§ Problem description:
Leave out the pictures, then reproduce the rest of the material exactly.

§ Entries provided:
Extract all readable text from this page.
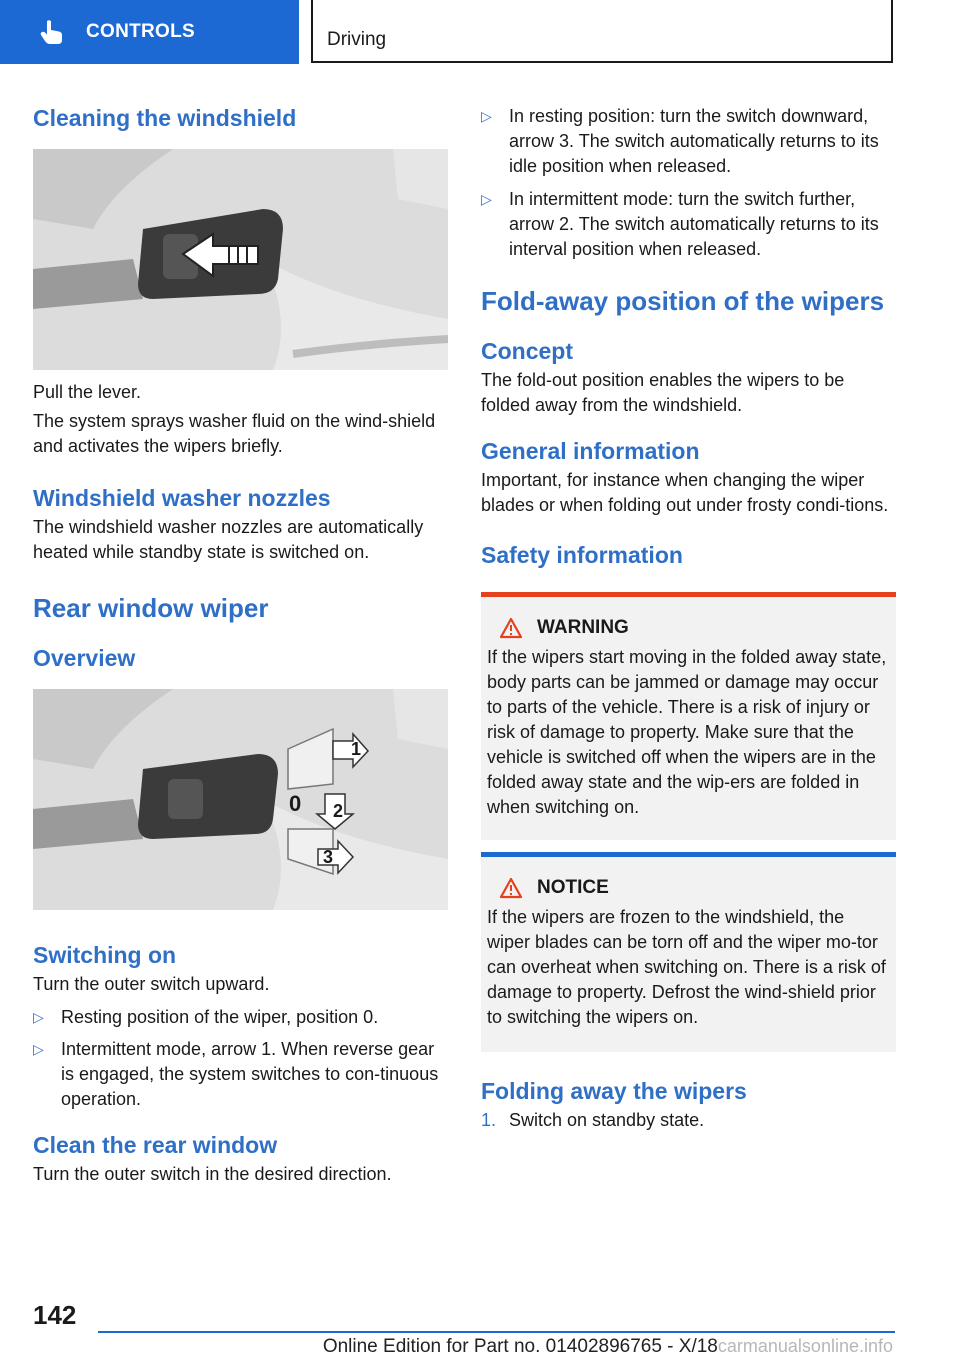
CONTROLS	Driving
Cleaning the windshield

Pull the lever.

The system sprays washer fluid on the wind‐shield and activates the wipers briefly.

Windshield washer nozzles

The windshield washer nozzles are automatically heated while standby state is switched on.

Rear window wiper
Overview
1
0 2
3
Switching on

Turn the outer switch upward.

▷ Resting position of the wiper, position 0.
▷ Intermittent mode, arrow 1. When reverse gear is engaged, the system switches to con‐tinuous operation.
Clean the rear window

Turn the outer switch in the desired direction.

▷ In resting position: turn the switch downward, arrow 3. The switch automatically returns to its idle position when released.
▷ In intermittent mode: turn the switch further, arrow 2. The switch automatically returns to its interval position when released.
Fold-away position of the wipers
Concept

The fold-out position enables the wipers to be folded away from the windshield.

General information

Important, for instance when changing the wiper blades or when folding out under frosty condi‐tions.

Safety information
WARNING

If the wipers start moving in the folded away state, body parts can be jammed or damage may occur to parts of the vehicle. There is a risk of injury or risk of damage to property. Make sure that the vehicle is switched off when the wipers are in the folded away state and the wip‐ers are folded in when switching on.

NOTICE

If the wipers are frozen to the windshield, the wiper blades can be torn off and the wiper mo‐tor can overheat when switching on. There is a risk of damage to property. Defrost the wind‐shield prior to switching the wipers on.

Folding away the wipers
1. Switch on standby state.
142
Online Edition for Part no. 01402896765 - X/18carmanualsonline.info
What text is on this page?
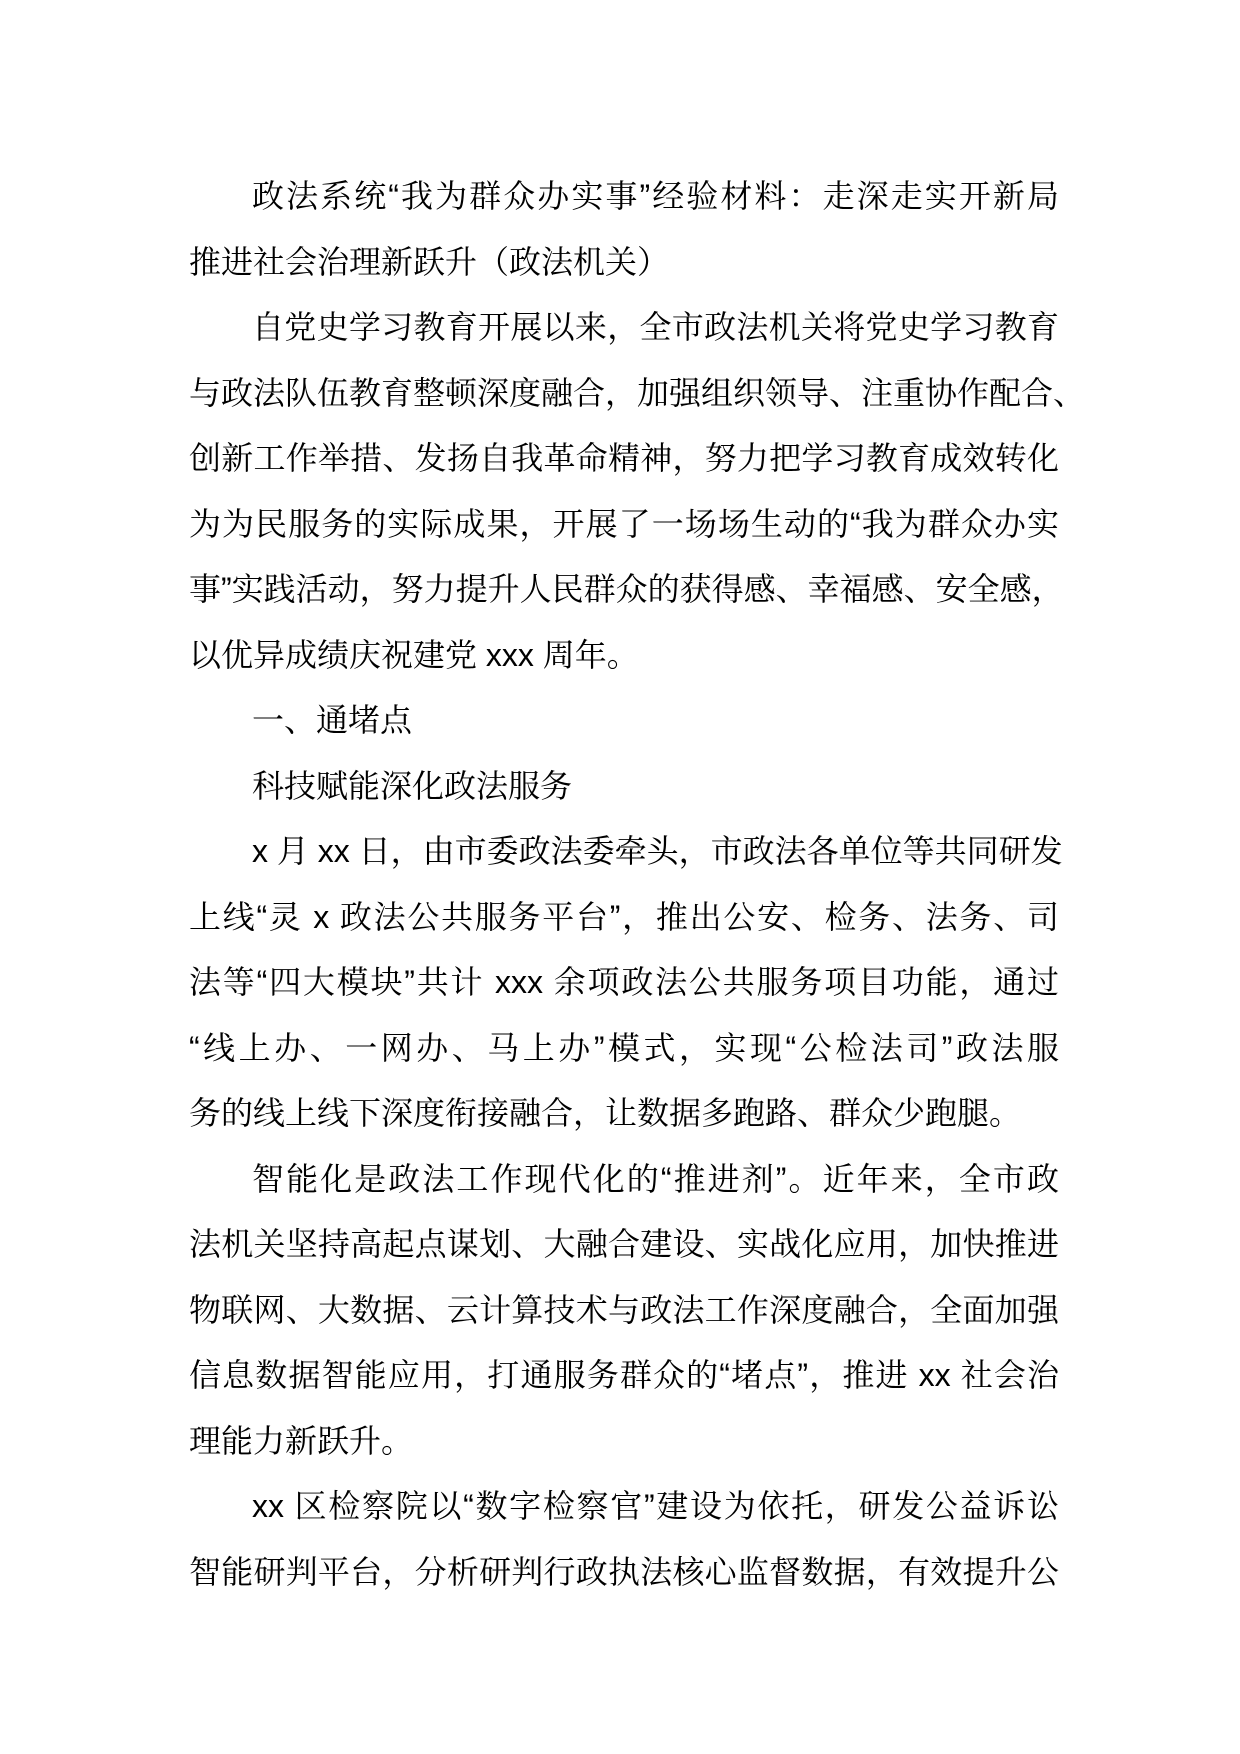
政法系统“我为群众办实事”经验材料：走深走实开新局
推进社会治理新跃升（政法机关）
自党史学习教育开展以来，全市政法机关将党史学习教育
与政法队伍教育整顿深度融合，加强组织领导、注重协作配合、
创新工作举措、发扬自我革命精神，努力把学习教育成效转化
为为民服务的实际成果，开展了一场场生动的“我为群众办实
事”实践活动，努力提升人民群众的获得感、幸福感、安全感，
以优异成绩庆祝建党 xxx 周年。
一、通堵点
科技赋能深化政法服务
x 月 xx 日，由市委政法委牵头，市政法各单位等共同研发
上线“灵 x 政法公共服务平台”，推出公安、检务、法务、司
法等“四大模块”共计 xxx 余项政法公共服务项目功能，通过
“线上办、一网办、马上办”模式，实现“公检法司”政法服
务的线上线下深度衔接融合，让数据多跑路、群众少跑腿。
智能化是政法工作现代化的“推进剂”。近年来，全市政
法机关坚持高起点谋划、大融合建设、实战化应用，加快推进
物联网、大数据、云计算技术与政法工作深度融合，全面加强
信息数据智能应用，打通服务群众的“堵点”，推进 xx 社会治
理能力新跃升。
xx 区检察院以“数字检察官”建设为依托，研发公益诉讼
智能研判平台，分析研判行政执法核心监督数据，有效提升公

§ Problem solution:
Extract all readable text from this page.
CONTROLS	Driving
Cleaning the windshield

Pull the lever.

The system sprays washer fluid on the wind‐shield and activates the wipers briefly.

Windshield washer nozzles

The windshield washer nozzles are automatically heated while standby state is switched on.

Rear window wiper
Overview
1
0 2
3
Switching on

Turn the outer switch upward.

▷ Resting position of the wiper, position 0.
▷ Intermittent mode, arrow 1. When reverse gear is engaged, the system switches to con‐tinuous operation.
Clean the rear window

Turn the outer switch in the desired direction.

▷ In resting position: turn the switch downward, arrow 3. The switch automatically returns to its idle position when released.
▷ In intermittent mode: turn the switch further, arrow 2. The switch automatically returns to its interval position when released.
Fold-away position of the wipers
Concept

The fold-out position enables the wipers to be folded away from the windshield.

General information

Important, for instance when changing the wiper blades or when folding out under frosty condi‐tions.

Safety information
WARNING

If the wipers start moving in the folded away state, body parts can be jammed or damage may occur to parts of the vehicle. There is a risk of injury or risk of damage to property. Make sure that the vehicle is switched off when the wipers are in the folded away state and the wip‐ers are folded in when switching on.

NOTICE

If the wipers are frozen to the windshield, the wiper blades can be torn off and the wiper mo‐tor can overheat when switching on. There is a risk of damage to property. Defrost the wind‐shield prior to switching the wipers on.

Folding away the wipers
1. Switch on standby state.
142
Online Edition for Part no. 01402896765 - X/18carmanualsonline.info
What text is on this page?
政法系统“我为群众办实事”经验材料：走深走实开新局
推进社会治理新跃升（政法机关）
自党史学习教育开展以来，全市政法机关将党史学习教育
与政法队伍教育整顿深度融合，加强组织领导、注重协作配合、
创新工作举措、发扬自我革命精神，努力把学习教育成效转化
为为民服务的实际成果，开展了一场场生动的“我为群众办实
事”实践活动，努力提升人民群众的获得感、幸福感、安全感，
以优异成绩庆祝建党 xxx 周年。
一、通堵点
科技赋能深化政法服务
x 月 xx 日，由市委政法委牵头，市政法各单位等共同研发
上线“灵 x 政法公共服务平台”，推出公安、检务、法务、司
法等“四大模块”共计 xxx 余项政法公共服务项目功能，通过
“线上办、一网办、马上办”模式，实现“公检法司”政法服
务的线上线下深度衔接融合，让数据多跑路、群众少跑腿。
智能化是政法工作现代化的“推进剂”。近年来，全市政
法机关坚持高起点谋划、大融合建设、实战化应用，加快推进
物联网、大数据、云计算技术与政法工作深度融合，全面加强
信息数据智能应用，打通服务群众的“堵点”，推进 xx 社会治
理能力新跃升。
xx 区检察院以“数字检察官”建设为依托，研发公益诉讼
智能研判平台，分析研判行政执法核心监督数据，有效提升公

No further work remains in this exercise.